SET PROBLEM: Read the lines that follow and pick out every one containing the word "copied".

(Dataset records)
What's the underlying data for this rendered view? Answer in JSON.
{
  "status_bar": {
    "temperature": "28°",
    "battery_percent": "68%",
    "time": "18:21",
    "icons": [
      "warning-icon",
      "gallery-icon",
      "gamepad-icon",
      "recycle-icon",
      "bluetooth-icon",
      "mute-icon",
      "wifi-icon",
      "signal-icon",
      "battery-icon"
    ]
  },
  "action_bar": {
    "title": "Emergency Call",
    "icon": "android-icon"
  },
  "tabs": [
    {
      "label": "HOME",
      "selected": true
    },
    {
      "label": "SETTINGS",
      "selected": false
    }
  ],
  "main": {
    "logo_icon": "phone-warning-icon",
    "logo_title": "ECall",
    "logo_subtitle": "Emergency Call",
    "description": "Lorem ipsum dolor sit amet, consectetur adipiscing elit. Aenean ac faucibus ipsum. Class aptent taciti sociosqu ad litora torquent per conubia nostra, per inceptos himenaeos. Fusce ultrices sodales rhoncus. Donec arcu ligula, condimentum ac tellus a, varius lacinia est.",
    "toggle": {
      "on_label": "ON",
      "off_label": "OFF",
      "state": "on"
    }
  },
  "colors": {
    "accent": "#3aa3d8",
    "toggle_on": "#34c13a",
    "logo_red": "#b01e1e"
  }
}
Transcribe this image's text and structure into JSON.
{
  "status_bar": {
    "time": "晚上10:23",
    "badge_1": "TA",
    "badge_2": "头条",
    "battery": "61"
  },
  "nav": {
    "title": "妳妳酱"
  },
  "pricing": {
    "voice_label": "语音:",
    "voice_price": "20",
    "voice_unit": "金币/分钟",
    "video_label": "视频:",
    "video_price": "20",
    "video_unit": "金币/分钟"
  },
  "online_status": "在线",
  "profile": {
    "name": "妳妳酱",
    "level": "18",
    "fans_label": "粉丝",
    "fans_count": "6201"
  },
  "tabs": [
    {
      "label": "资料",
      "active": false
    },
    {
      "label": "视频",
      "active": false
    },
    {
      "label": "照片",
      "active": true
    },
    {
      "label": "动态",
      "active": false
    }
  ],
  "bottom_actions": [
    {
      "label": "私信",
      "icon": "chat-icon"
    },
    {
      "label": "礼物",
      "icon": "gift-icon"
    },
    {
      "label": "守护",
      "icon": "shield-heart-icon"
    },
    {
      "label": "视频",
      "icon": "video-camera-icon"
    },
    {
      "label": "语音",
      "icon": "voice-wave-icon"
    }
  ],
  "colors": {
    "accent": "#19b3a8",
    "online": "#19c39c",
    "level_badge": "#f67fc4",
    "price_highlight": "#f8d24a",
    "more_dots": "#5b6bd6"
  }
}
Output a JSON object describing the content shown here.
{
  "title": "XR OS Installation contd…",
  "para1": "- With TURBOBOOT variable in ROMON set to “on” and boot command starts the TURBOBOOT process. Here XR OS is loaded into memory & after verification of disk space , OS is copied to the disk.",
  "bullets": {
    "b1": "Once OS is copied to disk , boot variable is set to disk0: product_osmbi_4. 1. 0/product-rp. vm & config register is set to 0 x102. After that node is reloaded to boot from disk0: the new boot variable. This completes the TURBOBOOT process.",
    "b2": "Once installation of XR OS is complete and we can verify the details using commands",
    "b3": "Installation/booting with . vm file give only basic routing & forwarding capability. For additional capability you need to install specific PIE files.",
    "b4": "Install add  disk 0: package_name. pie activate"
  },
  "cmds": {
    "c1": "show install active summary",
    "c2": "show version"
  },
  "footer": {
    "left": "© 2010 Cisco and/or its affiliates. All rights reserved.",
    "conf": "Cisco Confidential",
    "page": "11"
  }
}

SOLUTION FOR THIS TASK:
  "para1": "- With TURBOBOOT variable in ROMON set to “on” and boot command starts the TURBOBOOT process. Here XR OS is loaded into memory & after verification of disk space , OS is copied to the disk.",
    "b1": "Once OS is copied to disk , boot variable is set to disk0: product_osmbi_4. 1. 0/product-rp. vm & config register is set to 0 x102. After that node is reloaded to boot from disk0: the new boot variable. This completes the TURBOBOOT process.",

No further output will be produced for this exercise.